:: What you have to do ::
Search the data below for "icon"; list each line that holds it.

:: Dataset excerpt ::

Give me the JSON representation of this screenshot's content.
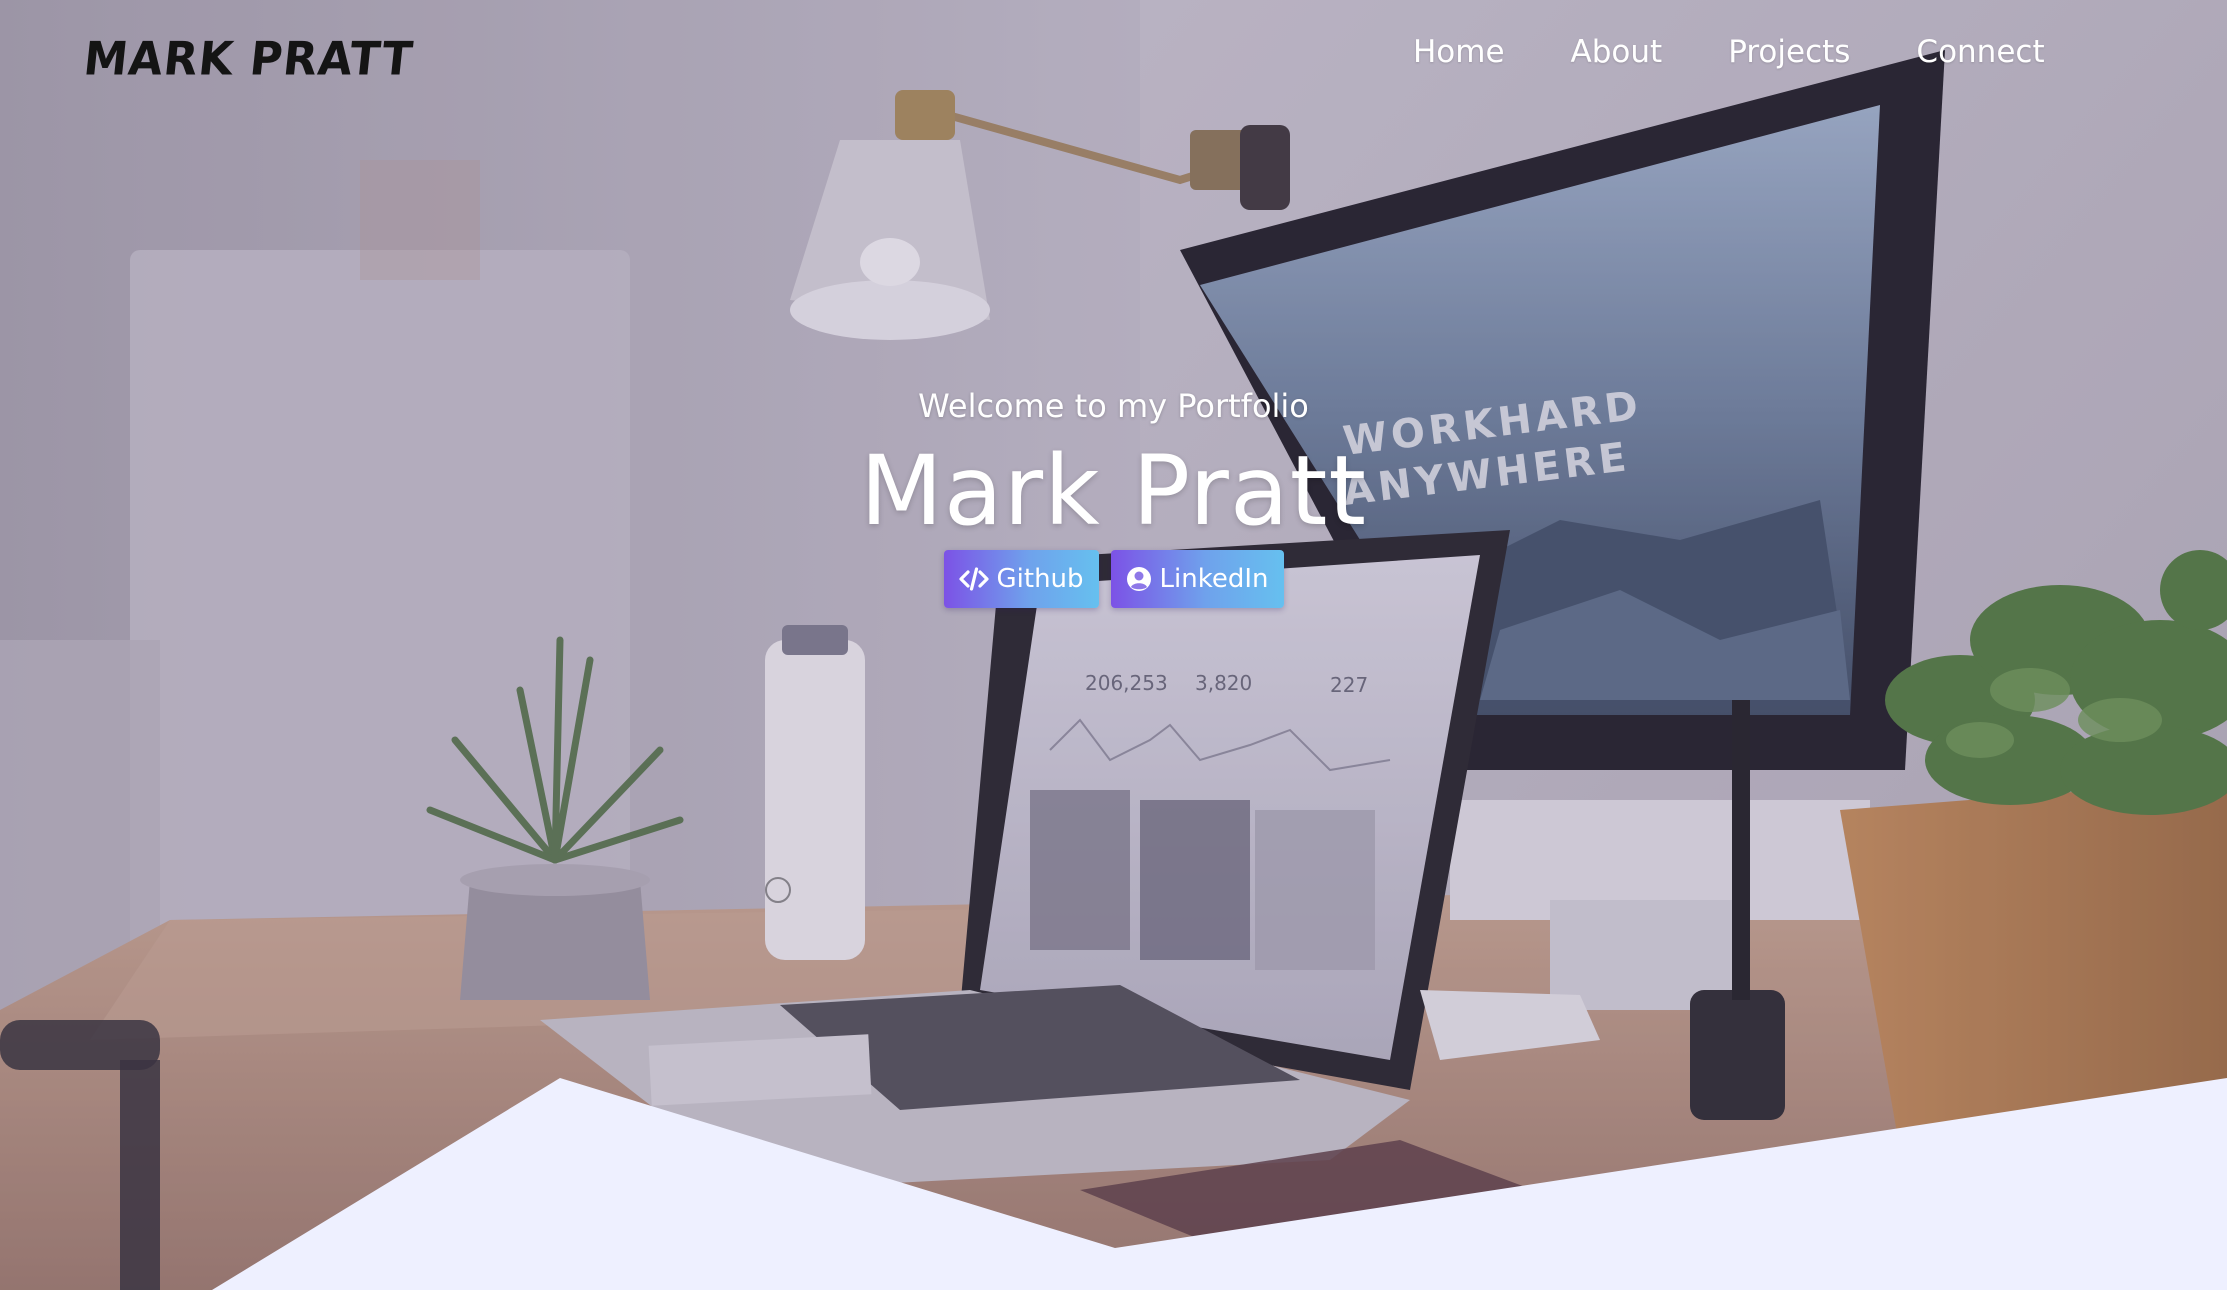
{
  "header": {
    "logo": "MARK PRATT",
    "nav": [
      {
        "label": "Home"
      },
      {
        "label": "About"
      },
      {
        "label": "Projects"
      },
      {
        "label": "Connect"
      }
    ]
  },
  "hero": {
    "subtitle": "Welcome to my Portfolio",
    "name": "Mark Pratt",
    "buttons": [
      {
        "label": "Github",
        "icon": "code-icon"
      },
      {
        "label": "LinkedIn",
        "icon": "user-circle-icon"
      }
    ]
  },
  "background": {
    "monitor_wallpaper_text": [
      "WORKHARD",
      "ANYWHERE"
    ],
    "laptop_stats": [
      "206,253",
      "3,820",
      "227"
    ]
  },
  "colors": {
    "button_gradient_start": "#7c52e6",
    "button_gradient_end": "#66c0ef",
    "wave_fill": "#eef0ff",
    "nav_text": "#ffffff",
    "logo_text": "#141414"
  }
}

:: Final answer ::
        "icon": "code-icon"
        "icon": "user-circle-icon"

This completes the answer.